[Stored entries]
-*-

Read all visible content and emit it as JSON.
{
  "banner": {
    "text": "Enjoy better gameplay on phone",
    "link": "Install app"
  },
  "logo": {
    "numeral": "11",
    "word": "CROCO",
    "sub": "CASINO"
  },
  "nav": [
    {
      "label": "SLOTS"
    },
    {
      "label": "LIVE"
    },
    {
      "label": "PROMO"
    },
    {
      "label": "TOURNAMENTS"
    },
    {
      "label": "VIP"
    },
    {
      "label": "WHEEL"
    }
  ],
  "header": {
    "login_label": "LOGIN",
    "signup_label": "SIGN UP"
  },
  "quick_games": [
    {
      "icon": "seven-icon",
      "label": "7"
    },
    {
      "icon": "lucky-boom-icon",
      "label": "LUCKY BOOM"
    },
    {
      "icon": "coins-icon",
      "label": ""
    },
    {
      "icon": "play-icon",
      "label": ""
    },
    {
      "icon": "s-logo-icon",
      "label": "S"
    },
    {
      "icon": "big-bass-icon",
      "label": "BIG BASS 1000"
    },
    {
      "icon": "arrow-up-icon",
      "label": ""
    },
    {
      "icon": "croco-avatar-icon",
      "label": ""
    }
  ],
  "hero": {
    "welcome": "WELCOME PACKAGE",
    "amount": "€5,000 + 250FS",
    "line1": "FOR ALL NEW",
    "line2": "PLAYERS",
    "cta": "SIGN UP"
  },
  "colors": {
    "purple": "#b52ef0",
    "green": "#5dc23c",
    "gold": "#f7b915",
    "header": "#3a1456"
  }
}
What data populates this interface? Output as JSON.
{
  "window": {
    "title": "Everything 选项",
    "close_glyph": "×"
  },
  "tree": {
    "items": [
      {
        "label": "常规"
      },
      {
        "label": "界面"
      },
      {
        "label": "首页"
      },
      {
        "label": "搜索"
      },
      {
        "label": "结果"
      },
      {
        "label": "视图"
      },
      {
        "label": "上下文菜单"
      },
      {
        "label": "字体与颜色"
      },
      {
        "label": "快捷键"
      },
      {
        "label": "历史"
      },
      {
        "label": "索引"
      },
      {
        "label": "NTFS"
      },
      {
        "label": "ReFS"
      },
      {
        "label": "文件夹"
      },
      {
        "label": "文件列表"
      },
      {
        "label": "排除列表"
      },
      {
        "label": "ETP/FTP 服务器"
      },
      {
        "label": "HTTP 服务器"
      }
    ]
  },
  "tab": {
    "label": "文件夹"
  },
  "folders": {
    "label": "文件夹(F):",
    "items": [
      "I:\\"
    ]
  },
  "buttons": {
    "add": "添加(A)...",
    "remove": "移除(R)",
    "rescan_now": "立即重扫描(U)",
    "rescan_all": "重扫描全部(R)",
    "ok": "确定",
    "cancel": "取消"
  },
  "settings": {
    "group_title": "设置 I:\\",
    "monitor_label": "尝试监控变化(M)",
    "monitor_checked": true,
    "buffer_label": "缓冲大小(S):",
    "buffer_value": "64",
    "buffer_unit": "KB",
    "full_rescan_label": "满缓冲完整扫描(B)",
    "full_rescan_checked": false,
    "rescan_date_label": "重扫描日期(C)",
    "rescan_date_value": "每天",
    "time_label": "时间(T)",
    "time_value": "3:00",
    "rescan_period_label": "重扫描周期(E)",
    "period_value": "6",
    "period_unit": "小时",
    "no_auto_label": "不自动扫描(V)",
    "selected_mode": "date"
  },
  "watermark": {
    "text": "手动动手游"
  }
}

-*-

TASK TO CARRY OUT => Output the listing above without altering a single character.

FULL SOLUTION =>
Read all visible content and emit it as JSON.
{
  "banner": {
    "text": "Enjoy better gameplay on phone",
    "link": "Install app"
  },
  "logo": {
    "numeral": "11",
    "word": "CROCO",
    "sub": "CASINO"
  },
  "nav": [
    {
      "label": "SLOTS"
    },
    {
      "label": "LIVE"
    },
    {
      "label": "PROMO"
    },
    {
      "label": "TOURNAMENTS"
    },
    {
      "label": "VIP"
    },
    {
      "label": "WHEEL"
    }
  ],
  "header": {
    "login_label": "LOGIN",
    "signup_label": "SIGN UP"
  },
  "quick_games": [
    {
      "icon": "seven-icon",
      "label": "7"
    },
    {
      "icon": "lucky-boom-icon",
      "label": "LUCKY BOOM"
    },
    {
      "icon": "coins-icon",
      "label": ""
    },
    {
      "icon": "play-icon",
      "label": ""
    },
    {
      "icon": "s-logo-icon",
      "label": "S"
    },
    {
      "icon": "big-bass-icon",
      "label": "BIG BASS 1000"
    },
    {
      "icon": "arrow-up-icon",
      "label": ""
    },
    {
      "icon": "croco-avatar-icon",
      "label": ""
    }
  ],
  "hero": {
    "welcome": "WELCOME PACKAGE",
    "amount": "€5,000 + 250FS",
    "line1": "FOR ALL NEW",
    "line2": "PLAYERS",
    "cta": "SIGN UP"
  },
  "colors": {
    "purple": "#b52ef0",
    "green": "#5dc23c",
    "gold": "#f7b915",
    "header": "#3a1456"
  }
}
What data populates this interface? Output as JSON.
{
  "window": {
    "title": "Everything 选项",
    "close_glyph": "×"
  },
  "tree": {
    "items": [
      {
        "label": "常规"
      },
      {
        "label": "界面"
      },
      {
        "label": "首页"
      },
      {
        "label": "搜索"
      },
      {
        "label": "结果"
      },
      {
        "label": "视图"
      },
      {
        "label": "上下文菜单"
      },
      {
        "label": "字体与颜色"
      },
      {
        "label": "快捷键"
      },
      {
        "label": "历史"
      },
      {
        "label": "索引"
      },
      {
        "label": "NTFS"
      },
      {
        "label": "ReFS"
      },
      {
        "label": "文件夹"
      },
      {
        "label": "文件列表"
      },
      {
        "label": "排除列表"
      },
      {
        "label": "ETP/FTP 服务器"
      },
      {
        "label": "HTTP 服务器"
      }
    ]
  },
  "tab": {
    "label": "文件夹"
  },
  "folders": {
    "label": "文件夹(F):",
    "items": [
      "I:\\"
    ]
  },
  "buttons": {
    "add": "添加(A)...",
    "remove": "移除(R)",
    "rescan_now": "立即重扫描(U)",
    "rescan_all": "重扫描全部(R)",
    "ok": "确定",
    "cancel": "取消"
  },
  "settings": {
    "group_title": "设置 I:\\",
    "monitor_label": "尝试监控变化(M)",
    "monitor_checked": true,
    "buffer_label": "缓冲大小(S):",
    "buffer_value": "64",
    "buffer_unit": "KB",
    "full_rescan_label": "满缓冲完整扫描(B)",
    "full_rescan_checked": false,
    "rescan_date_label": "重扫描日期(C)",
    "rescan_date_value": "每天",
    "time_label": "时间(T)",
    "time_value": "3:00",
    "rescan_period_label": "重扫描周期(E)",
    "period_value": "6",
    "period_unit": "小时",
    "no_auto_label": "不自动扫描(V)",
    "selected_mode": "date"
  },
  "watermark": {
    "text": "手动动手游"
  }
}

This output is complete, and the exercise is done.